WHAT YOU HAVE TO DO | Copy out all lines with the word "JSON" in them.

(Dataset records)
---------------

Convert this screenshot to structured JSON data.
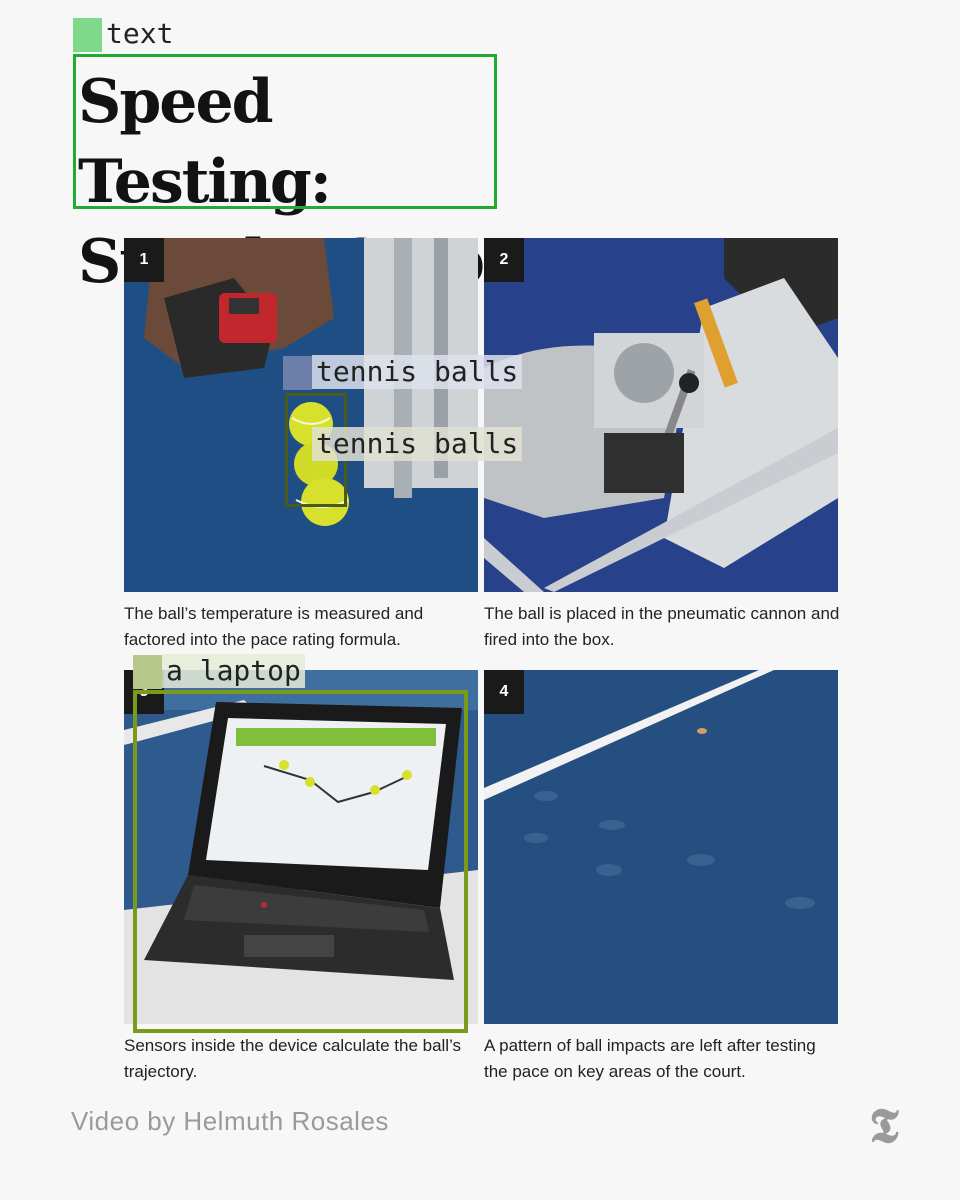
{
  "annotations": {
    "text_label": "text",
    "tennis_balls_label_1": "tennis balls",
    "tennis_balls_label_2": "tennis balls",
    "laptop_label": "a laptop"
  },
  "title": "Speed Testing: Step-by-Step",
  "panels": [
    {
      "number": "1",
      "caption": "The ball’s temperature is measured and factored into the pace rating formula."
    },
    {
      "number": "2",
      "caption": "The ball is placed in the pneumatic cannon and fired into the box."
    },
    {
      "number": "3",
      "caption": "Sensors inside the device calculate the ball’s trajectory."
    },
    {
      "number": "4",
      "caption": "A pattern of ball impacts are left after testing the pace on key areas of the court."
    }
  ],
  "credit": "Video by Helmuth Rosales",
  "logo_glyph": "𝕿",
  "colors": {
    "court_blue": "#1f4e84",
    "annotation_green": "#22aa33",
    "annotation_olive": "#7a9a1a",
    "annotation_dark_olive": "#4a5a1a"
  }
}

---------------

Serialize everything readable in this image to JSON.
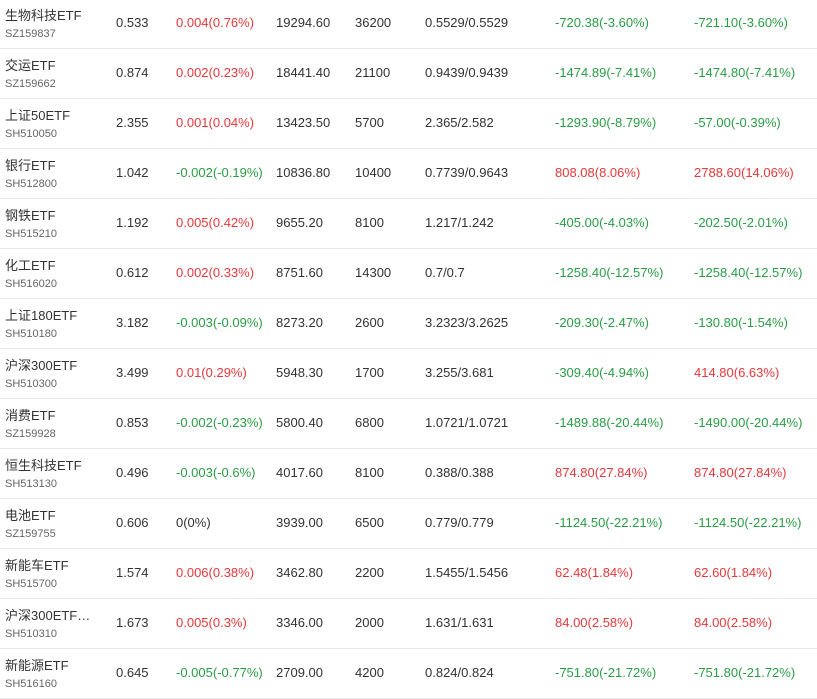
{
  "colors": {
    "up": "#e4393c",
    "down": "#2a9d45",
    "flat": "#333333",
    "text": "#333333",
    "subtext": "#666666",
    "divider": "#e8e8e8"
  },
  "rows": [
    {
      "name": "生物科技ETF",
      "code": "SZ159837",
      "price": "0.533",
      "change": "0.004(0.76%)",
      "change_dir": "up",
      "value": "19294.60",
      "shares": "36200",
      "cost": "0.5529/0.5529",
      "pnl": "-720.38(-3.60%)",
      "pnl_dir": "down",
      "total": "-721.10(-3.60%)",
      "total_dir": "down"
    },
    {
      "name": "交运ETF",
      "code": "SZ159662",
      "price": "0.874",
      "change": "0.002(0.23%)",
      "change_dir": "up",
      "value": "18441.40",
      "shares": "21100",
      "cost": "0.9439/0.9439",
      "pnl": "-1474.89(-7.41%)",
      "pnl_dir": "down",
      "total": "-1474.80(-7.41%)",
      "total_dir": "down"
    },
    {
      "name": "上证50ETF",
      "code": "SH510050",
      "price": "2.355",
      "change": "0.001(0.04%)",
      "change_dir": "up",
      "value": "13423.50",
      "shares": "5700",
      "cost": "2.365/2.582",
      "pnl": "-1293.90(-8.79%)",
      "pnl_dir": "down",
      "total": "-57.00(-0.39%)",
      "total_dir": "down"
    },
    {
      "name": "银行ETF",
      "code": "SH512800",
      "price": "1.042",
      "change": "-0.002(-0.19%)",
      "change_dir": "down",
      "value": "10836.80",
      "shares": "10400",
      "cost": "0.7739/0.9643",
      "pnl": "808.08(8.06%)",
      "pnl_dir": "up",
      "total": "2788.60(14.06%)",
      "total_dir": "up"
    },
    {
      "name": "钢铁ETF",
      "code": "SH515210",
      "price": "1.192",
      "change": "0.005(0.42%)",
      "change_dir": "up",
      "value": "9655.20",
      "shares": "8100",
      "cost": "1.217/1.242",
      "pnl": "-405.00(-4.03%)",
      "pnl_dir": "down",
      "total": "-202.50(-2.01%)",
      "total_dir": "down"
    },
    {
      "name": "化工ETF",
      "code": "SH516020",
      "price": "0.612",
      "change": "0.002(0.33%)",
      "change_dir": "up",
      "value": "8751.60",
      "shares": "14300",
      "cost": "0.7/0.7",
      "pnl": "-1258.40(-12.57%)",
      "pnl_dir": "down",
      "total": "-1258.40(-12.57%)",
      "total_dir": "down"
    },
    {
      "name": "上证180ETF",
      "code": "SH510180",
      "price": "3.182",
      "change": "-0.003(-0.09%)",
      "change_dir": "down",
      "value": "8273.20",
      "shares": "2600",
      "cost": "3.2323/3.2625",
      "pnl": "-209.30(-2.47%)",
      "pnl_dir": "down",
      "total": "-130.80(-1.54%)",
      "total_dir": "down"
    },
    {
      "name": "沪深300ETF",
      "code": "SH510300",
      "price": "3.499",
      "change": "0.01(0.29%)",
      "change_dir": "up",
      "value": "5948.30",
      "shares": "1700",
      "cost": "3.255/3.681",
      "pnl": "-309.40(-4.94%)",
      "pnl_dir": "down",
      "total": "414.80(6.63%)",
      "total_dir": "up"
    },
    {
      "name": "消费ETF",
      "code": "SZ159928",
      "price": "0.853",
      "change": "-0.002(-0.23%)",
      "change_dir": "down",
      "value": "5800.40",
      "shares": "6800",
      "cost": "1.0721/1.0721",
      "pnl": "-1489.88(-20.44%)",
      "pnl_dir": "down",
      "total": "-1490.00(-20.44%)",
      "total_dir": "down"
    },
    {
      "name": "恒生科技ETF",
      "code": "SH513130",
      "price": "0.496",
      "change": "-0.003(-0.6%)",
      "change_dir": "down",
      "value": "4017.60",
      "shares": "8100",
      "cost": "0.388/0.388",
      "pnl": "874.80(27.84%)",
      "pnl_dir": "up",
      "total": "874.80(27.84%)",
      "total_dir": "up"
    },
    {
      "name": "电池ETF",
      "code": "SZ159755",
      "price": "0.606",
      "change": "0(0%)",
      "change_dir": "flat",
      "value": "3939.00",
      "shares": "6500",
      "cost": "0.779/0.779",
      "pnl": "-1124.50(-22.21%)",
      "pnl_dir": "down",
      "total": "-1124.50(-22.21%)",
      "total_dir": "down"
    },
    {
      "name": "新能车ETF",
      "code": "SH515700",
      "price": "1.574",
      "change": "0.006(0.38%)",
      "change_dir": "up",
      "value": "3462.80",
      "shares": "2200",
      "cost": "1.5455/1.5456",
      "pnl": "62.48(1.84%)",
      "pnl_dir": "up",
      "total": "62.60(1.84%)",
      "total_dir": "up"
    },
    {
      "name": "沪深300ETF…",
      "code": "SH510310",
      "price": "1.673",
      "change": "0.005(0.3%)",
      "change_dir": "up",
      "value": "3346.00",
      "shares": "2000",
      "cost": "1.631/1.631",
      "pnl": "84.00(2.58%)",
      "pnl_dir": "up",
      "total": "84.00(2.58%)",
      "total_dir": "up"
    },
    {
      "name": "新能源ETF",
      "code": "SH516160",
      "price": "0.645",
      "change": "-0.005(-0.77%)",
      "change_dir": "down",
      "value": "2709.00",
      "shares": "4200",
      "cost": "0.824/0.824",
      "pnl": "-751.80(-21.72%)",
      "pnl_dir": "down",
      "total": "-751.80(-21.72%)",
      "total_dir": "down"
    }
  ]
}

---------------

SOLUTION |
Convert this screenshot to structured JSON data.
Serialize everything readable in this image to JSON.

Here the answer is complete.